Data lines>
**********

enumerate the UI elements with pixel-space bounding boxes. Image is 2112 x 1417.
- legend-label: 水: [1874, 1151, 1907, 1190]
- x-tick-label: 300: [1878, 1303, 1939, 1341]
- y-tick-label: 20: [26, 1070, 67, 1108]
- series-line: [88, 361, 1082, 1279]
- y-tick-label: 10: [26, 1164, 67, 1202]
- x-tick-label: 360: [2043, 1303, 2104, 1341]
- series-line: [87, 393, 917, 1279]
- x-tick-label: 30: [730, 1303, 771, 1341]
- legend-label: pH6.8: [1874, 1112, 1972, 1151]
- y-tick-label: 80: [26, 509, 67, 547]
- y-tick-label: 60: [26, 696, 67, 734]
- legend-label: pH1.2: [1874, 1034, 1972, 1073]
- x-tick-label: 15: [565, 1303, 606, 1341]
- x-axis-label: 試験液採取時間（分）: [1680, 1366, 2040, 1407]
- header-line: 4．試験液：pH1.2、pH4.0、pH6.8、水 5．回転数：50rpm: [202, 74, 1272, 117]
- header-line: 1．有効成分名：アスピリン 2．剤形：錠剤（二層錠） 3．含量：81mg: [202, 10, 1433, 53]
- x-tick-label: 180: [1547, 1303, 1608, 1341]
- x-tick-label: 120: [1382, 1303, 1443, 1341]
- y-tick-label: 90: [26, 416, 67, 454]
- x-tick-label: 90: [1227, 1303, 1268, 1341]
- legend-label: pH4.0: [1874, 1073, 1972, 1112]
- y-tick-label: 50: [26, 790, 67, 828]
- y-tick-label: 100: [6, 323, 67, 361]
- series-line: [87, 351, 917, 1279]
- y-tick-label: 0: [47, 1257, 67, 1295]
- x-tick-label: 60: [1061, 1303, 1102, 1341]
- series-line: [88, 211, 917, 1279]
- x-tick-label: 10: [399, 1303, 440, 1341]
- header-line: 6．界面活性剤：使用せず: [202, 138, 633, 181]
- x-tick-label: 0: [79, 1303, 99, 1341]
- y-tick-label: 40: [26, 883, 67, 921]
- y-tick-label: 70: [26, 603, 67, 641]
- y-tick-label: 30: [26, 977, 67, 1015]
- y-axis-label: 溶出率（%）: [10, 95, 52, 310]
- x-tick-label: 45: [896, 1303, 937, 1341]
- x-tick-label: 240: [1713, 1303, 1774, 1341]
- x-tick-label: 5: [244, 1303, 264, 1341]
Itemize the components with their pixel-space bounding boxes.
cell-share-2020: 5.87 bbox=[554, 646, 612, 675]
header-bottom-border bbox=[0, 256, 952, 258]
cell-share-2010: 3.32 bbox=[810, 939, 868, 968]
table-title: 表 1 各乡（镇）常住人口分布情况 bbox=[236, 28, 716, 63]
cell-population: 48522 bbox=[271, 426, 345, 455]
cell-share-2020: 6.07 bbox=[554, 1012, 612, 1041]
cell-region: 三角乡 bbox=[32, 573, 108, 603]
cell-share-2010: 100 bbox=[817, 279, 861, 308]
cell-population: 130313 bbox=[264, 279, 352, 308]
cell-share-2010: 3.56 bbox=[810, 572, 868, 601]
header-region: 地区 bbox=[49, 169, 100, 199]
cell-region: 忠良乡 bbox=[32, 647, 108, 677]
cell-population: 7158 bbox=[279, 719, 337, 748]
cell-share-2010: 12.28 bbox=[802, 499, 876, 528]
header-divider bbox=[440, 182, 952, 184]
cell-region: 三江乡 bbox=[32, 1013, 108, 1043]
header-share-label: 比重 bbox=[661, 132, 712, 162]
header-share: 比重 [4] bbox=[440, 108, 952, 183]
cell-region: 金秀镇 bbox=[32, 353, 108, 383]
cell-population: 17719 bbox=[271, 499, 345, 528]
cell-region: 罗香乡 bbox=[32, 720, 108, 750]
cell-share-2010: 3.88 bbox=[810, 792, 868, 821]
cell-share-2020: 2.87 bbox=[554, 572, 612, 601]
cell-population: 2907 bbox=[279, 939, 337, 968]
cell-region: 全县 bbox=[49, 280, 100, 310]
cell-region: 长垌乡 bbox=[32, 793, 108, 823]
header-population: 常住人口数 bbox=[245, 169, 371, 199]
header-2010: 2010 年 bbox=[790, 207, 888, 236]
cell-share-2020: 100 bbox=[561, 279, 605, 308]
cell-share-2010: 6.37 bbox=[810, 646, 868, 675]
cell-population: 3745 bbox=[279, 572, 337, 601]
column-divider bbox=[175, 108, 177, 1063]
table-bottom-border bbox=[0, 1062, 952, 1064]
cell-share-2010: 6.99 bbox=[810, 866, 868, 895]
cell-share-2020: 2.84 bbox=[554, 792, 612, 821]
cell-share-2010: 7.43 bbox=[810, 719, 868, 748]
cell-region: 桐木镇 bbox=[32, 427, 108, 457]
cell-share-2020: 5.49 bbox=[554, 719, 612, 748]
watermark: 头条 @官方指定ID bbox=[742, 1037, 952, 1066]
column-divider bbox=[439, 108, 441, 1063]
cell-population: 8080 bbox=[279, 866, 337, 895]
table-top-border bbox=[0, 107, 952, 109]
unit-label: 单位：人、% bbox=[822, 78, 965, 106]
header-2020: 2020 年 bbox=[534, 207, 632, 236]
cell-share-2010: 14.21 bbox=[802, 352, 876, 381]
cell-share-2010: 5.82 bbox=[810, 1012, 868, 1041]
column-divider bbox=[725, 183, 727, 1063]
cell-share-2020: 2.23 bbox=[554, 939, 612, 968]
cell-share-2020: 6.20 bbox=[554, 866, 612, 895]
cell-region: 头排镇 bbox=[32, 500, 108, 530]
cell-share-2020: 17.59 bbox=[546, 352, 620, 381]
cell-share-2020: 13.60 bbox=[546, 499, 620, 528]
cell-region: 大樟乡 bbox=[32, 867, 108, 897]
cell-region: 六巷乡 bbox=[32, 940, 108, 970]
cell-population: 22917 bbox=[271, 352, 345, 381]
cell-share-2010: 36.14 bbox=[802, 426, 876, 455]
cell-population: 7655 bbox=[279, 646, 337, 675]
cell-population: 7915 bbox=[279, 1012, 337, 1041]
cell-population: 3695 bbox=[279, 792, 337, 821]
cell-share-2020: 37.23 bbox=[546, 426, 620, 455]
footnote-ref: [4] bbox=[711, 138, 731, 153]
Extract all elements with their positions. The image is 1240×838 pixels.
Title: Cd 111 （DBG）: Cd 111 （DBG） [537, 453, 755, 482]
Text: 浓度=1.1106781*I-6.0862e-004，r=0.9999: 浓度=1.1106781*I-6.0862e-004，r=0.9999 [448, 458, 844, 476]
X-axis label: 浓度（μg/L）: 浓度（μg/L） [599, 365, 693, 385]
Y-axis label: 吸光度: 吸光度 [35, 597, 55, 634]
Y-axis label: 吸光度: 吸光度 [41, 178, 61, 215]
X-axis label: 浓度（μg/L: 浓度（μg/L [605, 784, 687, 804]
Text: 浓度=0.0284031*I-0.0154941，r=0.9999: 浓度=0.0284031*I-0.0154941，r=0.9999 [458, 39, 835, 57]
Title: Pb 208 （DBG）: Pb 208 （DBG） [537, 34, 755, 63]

**********

Count the lines in the entries above that contain the string "population", matching case exactly, and give only the number.

12